» THE TASK: Select every line of the material below that contains the string "Under", matching case exactly, and copy those lines.

Box coordinate listings:
----------
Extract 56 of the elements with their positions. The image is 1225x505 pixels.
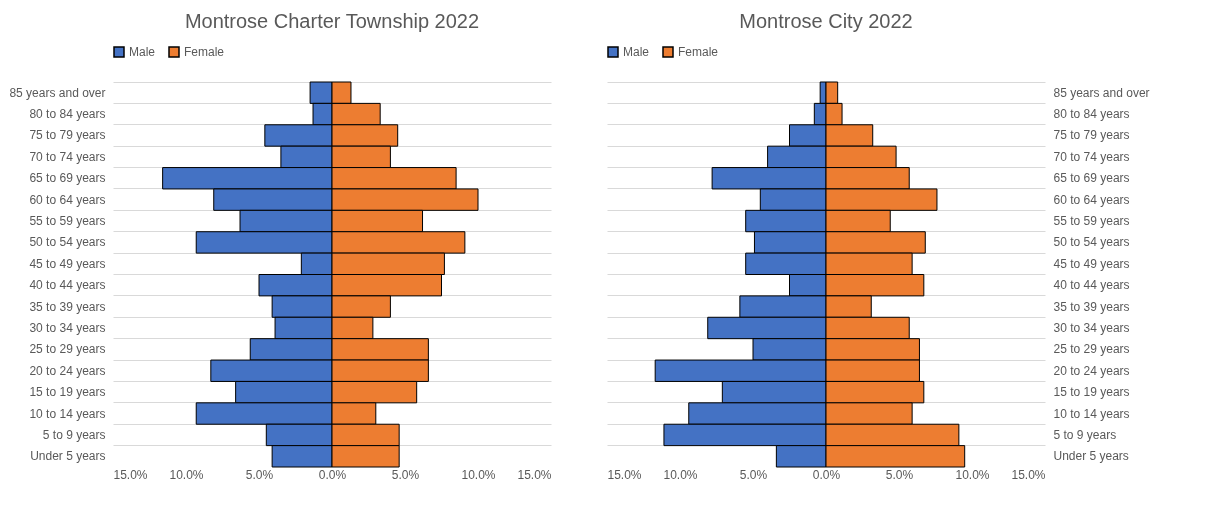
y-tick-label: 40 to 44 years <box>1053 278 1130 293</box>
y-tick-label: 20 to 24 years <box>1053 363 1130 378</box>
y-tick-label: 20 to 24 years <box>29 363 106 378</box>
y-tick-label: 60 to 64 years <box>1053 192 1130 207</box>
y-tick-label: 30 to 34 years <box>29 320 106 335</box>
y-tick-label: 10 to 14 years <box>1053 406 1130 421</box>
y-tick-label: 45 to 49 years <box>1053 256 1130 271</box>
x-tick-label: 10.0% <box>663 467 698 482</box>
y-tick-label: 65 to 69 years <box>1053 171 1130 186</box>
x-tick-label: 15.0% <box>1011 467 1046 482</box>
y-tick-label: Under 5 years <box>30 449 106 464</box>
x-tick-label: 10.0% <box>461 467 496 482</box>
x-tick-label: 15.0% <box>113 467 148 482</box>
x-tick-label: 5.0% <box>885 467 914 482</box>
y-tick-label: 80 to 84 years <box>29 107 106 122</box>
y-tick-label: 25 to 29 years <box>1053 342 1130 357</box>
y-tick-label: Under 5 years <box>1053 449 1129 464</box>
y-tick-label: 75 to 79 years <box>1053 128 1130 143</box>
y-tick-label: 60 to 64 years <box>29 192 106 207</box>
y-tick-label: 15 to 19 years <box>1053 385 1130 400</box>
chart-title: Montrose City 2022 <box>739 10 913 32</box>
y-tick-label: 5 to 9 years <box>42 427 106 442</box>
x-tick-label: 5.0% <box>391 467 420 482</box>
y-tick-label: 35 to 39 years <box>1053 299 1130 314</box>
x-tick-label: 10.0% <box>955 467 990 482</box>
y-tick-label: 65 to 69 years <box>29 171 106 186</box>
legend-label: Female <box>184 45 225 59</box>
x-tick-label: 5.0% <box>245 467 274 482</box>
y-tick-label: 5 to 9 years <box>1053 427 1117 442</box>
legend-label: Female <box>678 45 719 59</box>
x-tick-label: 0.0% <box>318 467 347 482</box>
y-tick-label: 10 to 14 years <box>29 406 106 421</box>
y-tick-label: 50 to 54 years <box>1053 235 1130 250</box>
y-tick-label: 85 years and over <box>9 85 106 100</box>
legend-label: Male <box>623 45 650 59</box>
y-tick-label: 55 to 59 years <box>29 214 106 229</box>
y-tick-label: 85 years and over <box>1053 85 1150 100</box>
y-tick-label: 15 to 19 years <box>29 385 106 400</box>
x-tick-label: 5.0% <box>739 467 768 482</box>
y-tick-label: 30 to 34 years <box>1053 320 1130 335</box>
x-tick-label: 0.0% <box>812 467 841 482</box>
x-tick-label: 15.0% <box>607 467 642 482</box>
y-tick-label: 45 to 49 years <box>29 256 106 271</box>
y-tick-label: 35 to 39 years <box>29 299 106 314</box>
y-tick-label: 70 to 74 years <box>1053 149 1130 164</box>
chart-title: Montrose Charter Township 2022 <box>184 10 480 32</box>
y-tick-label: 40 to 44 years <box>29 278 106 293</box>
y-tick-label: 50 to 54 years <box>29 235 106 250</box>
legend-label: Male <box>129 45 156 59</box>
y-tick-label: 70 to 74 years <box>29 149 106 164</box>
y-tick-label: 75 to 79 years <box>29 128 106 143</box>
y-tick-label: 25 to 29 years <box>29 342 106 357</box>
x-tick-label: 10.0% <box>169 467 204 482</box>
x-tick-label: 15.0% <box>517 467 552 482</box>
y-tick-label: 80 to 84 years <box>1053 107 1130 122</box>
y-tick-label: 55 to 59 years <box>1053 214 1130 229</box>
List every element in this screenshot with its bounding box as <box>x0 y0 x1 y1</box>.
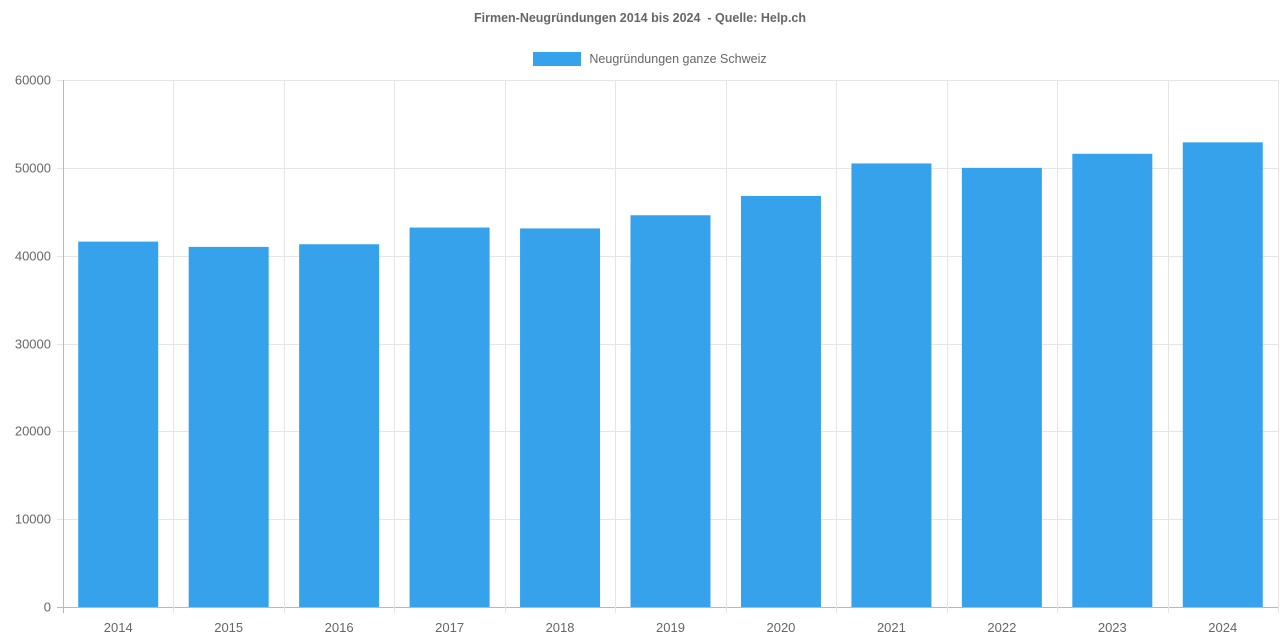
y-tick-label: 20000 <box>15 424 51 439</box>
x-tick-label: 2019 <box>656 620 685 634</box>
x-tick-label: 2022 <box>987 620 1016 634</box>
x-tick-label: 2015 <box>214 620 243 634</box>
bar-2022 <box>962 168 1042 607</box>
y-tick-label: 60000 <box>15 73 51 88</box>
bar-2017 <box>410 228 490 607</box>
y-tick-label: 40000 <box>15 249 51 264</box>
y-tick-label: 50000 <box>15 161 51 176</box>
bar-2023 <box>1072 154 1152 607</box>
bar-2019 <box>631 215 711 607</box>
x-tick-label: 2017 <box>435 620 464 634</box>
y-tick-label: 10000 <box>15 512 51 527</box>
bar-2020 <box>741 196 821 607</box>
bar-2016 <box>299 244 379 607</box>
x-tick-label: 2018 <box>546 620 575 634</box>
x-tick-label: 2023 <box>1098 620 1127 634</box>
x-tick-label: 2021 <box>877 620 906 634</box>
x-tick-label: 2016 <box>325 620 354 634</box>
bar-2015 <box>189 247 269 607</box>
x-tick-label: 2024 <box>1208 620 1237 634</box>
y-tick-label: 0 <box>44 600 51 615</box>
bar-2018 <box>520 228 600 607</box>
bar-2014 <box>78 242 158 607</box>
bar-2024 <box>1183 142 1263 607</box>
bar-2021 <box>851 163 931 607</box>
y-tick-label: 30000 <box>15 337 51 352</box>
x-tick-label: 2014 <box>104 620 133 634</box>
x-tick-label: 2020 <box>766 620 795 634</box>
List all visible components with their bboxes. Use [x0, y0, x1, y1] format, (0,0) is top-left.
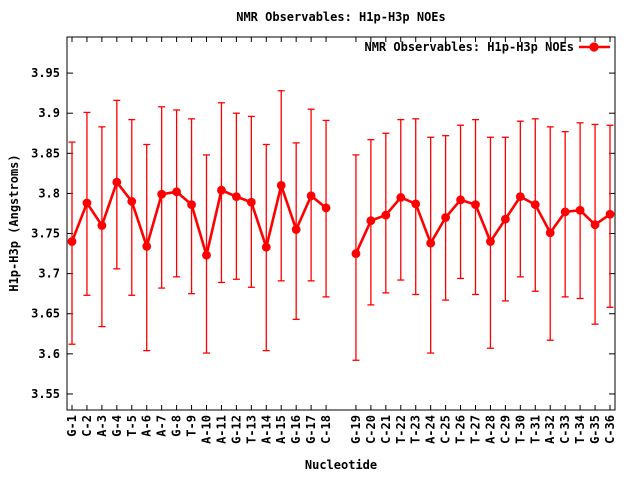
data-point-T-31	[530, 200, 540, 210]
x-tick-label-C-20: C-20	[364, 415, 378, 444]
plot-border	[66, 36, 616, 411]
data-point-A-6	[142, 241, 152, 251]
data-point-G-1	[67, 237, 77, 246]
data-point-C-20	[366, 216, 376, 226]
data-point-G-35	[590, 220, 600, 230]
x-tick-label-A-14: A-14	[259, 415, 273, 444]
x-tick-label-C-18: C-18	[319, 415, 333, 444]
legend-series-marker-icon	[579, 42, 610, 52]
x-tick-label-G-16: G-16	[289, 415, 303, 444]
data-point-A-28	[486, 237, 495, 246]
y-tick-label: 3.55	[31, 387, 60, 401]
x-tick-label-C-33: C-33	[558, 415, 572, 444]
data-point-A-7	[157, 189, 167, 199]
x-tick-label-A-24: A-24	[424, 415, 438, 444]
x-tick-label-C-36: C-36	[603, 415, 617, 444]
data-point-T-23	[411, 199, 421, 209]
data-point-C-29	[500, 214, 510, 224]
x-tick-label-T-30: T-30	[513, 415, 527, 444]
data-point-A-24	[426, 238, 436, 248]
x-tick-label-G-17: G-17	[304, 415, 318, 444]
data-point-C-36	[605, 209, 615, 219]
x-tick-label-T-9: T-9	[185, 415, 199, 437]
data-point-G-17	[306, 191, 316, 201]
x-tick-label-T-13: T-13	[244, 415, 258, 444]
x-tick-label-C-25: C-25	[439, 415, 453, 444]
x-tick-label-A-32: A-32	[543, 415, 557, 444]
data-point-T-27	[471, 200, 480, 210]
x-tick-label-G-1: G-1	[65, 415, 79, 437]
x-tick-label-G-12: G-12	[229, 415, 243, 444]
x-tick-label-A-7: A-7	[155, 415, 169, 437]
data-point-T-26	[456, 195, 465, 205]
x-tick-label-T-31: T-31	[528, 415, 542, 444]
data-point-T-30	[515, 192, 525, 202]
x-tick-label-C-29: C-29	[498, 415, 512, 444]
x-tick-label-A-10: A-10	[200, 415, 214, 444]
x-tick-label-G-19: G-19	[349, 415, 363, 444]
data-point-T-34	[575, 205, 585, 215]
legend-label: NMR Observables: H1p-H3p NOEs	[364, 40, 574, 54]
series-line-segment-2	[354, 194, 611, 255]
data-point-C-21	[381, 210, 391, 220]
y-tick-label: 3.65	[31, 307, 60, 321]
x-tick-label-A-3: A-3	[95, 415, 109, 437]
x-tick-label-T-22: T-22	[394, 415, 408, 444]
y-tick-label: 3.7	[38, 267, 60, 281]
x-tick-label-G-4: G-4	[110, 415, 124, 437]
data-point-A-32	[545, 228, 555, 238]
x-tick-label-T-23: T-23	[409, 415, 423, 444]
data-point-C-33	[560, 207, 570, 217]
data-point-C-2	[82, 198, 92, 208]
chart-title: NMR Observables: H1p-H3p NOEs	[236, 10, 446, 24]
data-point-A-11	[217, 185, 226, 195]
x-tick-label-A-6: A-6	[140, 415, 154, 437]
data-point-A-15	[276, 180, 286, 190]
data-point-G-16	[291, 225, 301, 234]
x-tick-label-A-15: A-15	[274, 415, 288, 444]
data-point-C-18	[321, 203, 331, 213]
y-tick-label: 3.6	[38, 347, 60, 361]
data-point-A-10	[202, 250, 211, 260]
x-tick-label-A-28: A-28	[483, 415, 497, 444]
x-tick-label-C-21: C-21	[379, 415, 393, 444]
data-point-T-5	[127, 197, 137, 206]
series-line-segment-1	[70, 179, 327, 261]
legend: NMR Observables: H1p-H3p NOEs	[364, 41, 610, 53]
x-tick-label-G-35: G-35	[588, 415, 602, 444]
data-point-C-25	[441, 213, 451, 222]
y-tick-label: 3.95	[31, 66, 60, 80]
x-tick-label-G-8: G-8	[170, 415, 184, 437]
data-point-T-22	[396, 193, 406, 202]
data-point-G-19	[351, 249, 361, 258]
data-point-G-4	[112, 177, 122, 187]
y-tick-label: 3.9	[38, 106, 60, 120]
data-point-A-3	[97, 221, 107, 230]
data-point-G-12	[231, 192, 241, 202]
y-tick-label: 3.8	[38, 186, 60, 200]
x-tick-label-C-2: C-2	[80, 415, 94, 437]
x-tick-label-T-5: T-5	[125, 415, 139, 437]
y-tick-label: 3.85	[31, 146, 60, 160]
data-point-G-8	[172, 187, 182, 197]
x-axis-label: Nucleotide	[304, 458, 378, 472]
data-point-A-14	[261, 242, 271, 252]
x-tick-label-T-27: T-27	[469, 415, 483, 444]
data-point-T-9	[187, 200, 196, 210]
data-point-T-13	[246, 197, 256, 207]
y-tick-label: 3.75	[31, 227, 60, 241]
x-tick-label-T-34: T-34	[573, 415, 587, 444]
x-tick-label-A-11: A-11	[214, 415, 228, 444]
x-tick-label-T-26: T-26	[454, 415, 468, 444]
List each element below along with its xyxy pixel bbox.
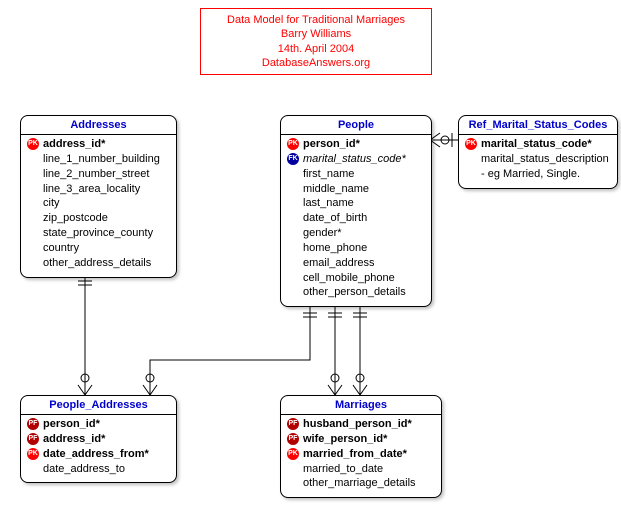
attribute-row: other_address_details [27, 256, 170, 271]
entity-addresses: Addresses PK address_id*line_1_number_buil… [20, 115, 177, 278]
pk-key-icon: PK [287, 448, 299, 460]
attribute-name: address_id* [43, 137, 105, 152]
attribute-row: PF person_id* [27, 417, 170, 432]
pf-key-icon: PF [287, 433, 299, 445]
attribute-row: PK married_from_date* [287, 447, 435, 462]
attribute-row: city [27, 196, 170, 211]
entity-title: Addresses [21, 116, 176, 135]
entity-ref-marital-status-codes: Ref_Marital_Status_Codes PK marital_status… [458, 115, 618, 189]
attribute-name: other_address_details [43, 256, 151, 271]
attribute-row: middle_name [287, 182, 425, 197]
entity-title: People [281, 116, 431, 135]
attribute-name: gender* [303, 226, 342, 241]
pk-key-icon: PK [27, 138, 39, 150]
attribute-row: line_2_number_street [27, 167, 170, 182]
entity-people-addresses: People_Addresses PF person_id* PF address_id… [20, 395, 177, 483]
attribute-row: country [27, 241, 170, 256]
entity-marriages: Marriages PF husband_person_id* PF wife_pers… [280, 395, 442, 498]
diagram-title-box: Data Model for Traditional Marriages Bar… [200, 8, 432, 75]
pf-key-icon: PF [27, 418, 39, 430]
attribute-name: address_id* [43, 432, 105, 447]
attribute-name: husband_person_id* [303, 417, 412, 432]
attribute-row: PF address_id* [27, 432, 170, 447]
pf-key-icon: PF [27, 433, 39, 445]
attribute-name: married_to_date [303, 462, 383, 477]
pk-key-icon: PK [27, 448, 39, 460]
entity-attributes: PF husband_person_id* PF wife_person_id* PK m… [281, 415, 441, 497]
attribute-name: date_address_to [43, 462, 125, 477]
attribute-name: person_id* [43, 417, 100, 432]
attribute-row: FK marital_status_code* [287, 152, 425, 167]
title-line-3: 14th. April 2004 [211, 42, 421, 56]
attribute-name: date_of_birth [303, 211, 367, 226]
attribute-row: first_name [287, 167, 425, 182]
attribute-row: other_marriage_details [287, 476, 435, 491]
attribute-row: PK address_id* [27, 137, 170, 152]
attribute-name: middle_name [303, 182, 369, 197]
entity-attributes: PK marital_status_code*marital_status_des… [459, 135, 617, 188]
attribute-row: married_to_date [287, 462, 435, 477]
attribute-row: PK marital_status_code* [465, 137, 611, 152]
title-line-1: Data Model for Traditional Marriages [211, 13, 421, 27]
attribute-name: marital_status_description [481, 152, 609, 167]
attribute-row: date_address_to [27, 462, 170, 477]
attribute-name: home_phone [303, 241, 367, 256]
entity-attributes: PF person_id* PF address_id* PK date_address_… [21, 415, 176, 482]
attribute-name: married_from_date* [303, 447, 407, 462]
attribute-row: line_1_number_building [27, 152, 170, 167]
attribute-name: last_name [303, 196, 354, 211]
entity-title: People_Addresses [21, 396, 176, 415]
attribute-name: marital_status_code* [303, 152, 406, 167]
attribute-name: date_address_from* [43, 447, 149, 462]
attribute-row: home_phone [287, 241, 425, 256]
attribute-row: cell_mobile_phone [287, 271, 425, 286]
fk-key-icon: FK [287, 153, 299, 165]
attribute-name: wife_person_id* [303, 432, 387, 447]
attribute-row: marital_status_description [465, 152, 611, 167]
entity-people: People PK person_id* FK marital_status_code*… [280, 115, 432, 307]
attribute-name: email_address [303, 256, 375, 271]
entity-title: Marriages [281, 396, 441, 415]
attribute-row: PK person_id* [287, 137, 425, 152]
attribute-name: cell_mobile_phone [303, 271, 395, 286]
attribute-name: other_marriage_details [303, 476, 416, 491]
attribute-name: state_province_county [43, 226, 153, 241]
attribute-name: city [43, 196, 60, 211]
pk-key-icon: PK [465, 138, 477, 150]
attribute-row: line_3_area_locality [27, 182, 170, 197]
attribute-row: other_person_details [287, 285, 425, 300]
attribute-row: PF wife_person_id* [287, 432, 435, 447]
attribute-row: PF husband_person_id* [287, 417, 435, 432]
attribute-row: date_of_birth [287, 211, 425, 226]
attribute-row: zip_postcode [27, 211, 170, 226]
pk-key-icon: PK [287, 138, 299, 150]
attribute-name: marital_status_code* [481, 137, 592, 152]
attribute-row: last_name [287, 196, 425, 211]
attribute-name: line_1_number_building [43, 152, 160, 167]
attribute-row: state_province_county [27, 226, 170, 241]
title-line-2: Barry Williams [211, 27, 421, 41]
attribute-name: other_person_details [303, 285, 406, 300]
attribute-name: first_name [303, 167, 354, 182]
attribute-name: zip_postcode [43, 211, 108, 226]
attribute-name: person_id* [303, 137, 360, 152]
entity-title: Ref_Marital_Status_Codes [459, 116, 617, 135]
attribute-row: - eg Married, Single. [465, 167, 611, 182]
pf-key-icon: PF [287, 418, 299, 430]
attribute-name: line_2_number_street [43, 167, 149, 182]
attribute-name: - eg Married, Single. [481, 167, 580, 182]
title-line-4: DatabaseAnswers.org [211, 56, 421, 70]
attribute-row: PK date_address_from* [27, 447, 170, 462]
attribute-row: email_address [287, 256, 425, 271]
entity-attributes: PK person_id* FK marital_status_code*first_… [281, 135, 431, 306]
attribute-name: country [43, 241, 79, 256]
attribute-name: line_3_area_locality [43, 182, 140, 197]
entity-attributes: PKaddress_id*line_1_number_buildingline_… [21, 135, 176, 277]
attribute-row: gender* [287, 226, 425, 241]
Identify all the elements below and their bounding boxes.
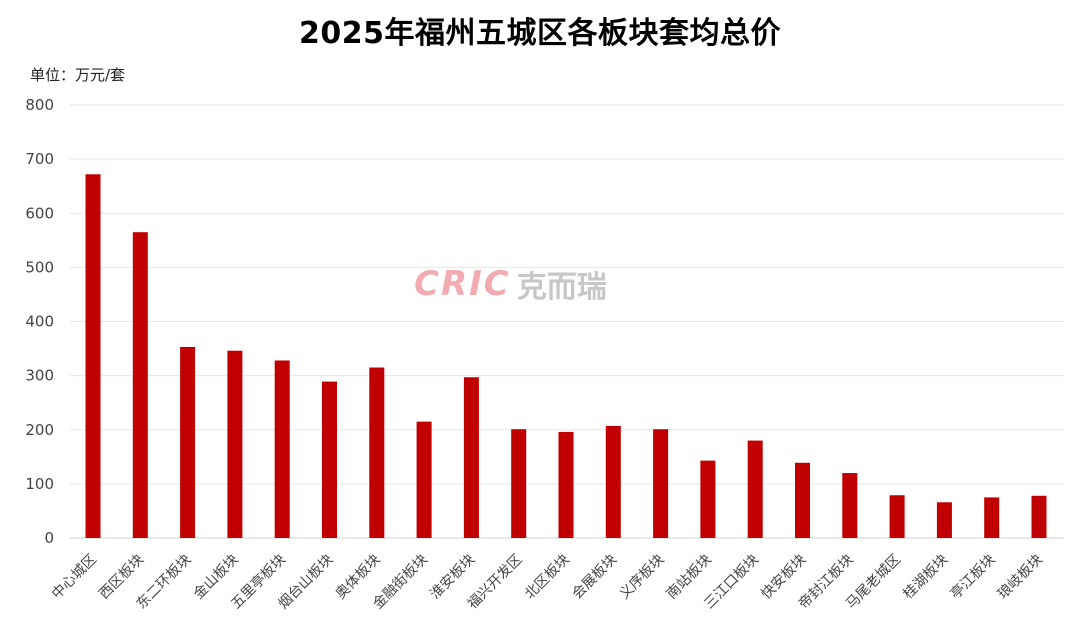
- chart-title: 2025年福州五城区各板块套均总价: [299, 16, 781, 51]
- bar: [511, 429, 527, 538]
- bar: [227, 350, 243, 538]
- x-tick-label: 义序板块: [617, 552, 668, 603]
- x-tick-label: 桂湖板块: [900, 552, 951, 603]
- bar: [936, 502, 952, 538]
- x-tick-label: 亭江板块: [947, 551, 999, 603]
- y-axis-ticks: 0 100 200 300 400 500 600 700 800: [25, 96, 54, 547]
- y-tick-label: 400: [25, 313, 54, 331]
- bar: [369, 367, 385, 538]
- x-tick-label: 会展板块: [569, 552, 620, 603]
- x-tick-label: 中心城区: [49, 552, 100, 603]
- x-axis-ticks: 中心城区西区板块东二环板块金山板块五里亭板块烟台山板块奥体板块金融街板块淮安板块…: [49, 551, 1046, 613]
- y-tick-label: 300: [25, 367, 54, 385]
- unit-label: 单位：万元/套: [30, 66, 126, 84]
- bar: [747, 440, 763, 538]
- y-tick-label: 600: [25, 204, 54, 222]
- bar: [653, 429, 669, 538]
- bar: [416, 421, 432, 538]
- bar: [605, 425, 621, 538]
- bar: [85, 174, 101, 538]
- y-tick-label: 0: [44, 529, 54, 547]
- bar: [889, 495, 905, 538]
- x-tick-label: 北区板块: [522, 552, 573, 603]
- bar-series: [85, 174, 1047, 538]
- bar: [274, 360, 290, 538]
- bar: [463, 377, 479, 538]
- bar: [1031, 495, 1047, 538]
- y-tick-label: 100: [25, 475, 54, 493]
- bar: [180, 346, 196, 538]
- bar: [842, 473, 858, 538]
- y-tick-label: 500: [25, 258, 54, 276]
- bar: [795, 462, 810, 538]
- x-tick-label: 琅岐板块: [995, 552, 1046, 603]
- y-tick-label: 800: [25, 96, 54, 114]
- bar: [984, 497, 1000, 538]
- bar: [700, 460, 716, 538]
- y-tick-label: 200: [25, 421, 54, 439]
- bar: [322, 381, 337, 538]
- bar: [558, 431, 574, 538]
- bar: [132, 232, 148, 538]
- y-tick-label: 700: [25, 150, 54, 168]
----------
» RESPONSE TO THE TASK:
y-tick-label: Under 5 years <box>30 449 106 464</box>
y-tick-label: Under 5 years <box>1053 449 1129 464</box>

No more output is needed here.